## Do this
Copy the lines from the one containing "band-bar — [42, 260, 46, 277]" through the one containing "band-bar — [606, 155, 610, 166]", changing "forexline-bar" to "forex-bar" and keeping everything else the same.

Region listings for elements:
#####
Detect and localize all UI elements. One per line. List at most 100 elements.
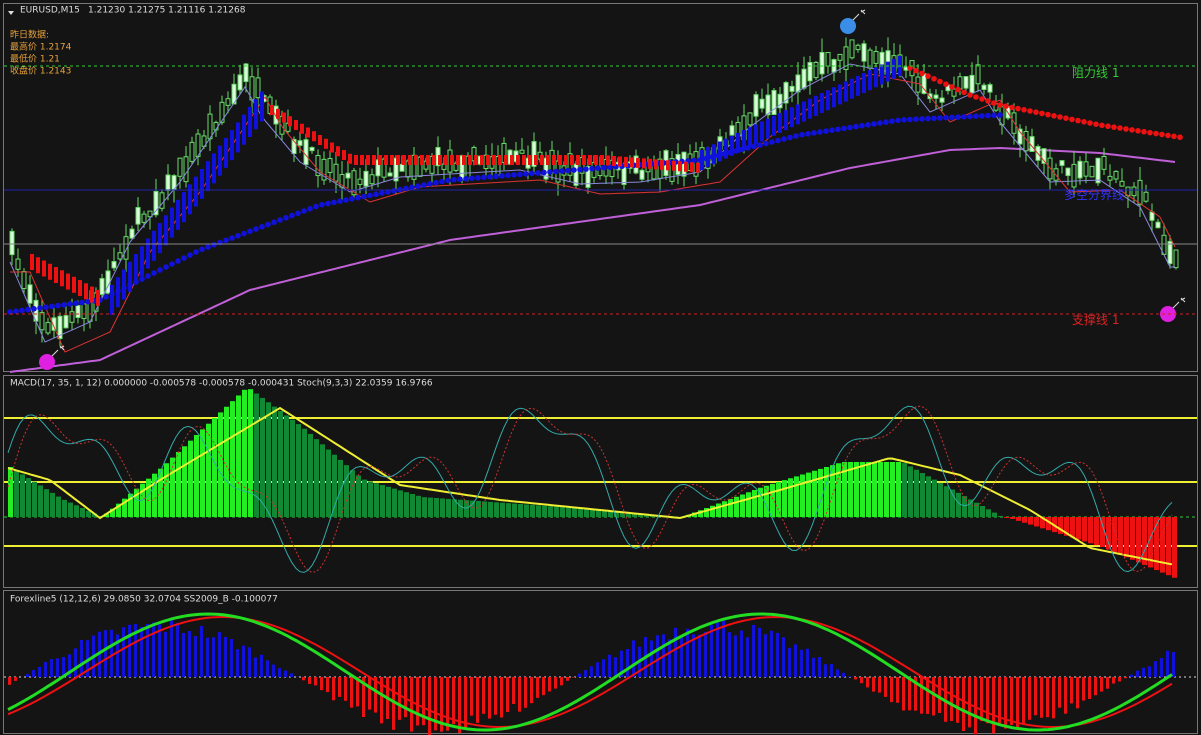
band-bar — [42, 260, 46, 277]
macd-bar — [74, 505, 79, 517]
forexline-bar — [266, 660, 269, 677]
trend-dot — [577, 166, 583, 173]
macd-bar — [842, 462, 847, 517]
forexline-bar — [998, 677, 1001, 724]
band-bar — [78, 280, 82, 297]
band-bar — [606, 155, 610, 166]
band-bar — [48, 263, 52, 280]
forexline-bar — [458, 677, 461, 733]
candle — [183, 156, 189, 183]
band-bar — [90, 286, 94, 303]
macd-bar — [776, 482, 781, 517]
trend-dot — [823, 128, 829, 134]
forexline-bar — [434, 677, 437, 731]
collapse-arrow[interactable] — [8, 11, 14, 15]
candle — [39, 312, 45, 331]
macd-bar — [50, 492, 55, 517]
forexline-bar — [812, 657, 815, 677]
forexline-bar — [482, 677, 485, 714]
trend-dot — [913, 67, 919, 74]
trend-dot — [331, 199, 337, 206]
macd-bar — [932, 479, 937, 517]
forexline-bar — [794, 644, 797, 677]
macd-bar — [1130, 517, 1135, 560]
trend-dot — [49, 303, 55, 310]
band-bar — [486, 155, 490, 165]
band-bar — [402, 155, 406, 165]
band-bar — [784, 110, 788, 131]
macd-bar — [476, 501, 481, 517]
macd-bar — [758, 487, 763, 517]
band-bar — [660, 159, 664, 170]
trend-dot — [871, 121, 877, 127]
macd-bar — [572, 508, 577, 517]
band-bar — [772, 115, 776, 136]
macd-bar — [722, 501, 727, 517]
macd-bar — [218, 412, 223, 517]
trend-dot — [1045, 111, 1051, 118]
candle — [729, 125, 735, 136]
trend-dot — [271, 219, 277, 226]
forexline-bar — [746, 637, 749, 677]
candle — [255, 77, 261, 99]
band-bar — [270, 105, 274, 115]
band-bar — [248, 106, 252, 137]
forexline-bar — [974, 677, 977, 735]
macd-bar — [584, 509, 589, 517]
trend-dot — [265, 221, 271, 228]
band-bar — [730, 135, 734, 156]
trend-dot — [1135, 128, 1141, 134]
forexline-bar — [992, 677, 995, 734]
band-bar — [140, 246, 144, 277]
candle — [309, 146, 315, 152]
forexline-bar — [338, 677, 341, 697]
forexline-bar — [824, 664, 827, 677]
trend-dot — [979, 96, 985, 102]
band-bar — [200, 168, 204, 199]
candle — [369, 174, 375, 185]
trend-dot — [997, 102, 1003, 108]
candle — [1107, 175, 1113, 181]
macd-bar — [860, 462, 865, 517]
forexline-bar — [800, 649, 803, 677]
forexline-bar — [1034, 677, 1037, 716]
macd-bar — [326, 449, 331, 517]
macd-bar — [1028, 517, 1033, 525]
trend-dot — [1171, 133, 1177, 140]
macd-bar — [320, 444, 325, 517]
forexline-bar — [686, 628, 689, 677]
band-bar — [260, 91, 264, 122]
macd-bar — [122, 498, 127, 517]
macd-bar — [224, 406, 229, 517]
macd-bar — [542, 505, 547, 517]
trend-dot — [1081, 119, 1087, 125]
candle — [1131, 186, 1137, 197]
trend-dot — [433, 179, 439, 186]
candle — [15, 258, 21, 270]
trend-dot — [967, 113, 973, 120]
band-bar — [886, 61, 890, 82]
ma-fast — [9, 63, 1175, 343]
forexline-bar — [422, 677, 425, 726]
candle — [639, 169, 645, 180]
candle — [1137, 179, 1143, 206]
macd-bar — [938, 482, 943, 517]
forexline-bar — [938, 677, 941, 713]
trend-dot — [31, 306, 37, 312]
forexline-bar — [38, 666, 41, 677]
trend-dot — [463, 175, 469, 182]
trend-dot — [307, 205, 313, 212]
trend-dot — [175, 258, 181, 264]
forexline-bar — [614, 657, 617, 677]
macd-bar — [206, 423, 211, 517]
band-bar — [874, 67, 878, 88]
stoch-main — [7, 405, 1173, 573]
forexline-bar — [224, 636, 227, 677]
macd-bar — [848, 462, 853, 517]
trend-dot — [919, 70, 925, 77]
forexline-bar — [902, 677, 905, 711]
forexline-bar — [476, 677, 479, 723]
trend-dot — [205, 244, 211, 250]
forexline-bar — [344, 677, 347, 701]
macd-bar — [92, 513, 97, 517]
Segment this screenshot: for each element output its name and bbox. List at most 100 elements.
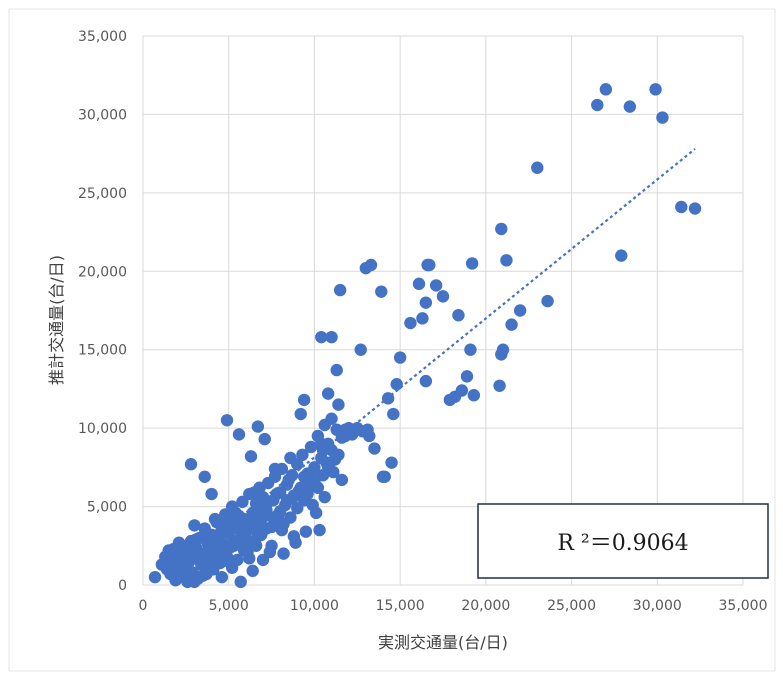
#####
## Correct result
band-bar — [42, 260, 46, 277]
macd-bar — [74, 505, 79, 517]
forex-bar — [266, 660, 269, 677]
trend-dot — [577, 166, 583, 173]
macd-bar — [842, 462, 847, 517]
forex-bar — [998, 677, 1001, 724]
band-bar — [78, 280, 82, 297]
band-bar — [606, 155, 610, 166]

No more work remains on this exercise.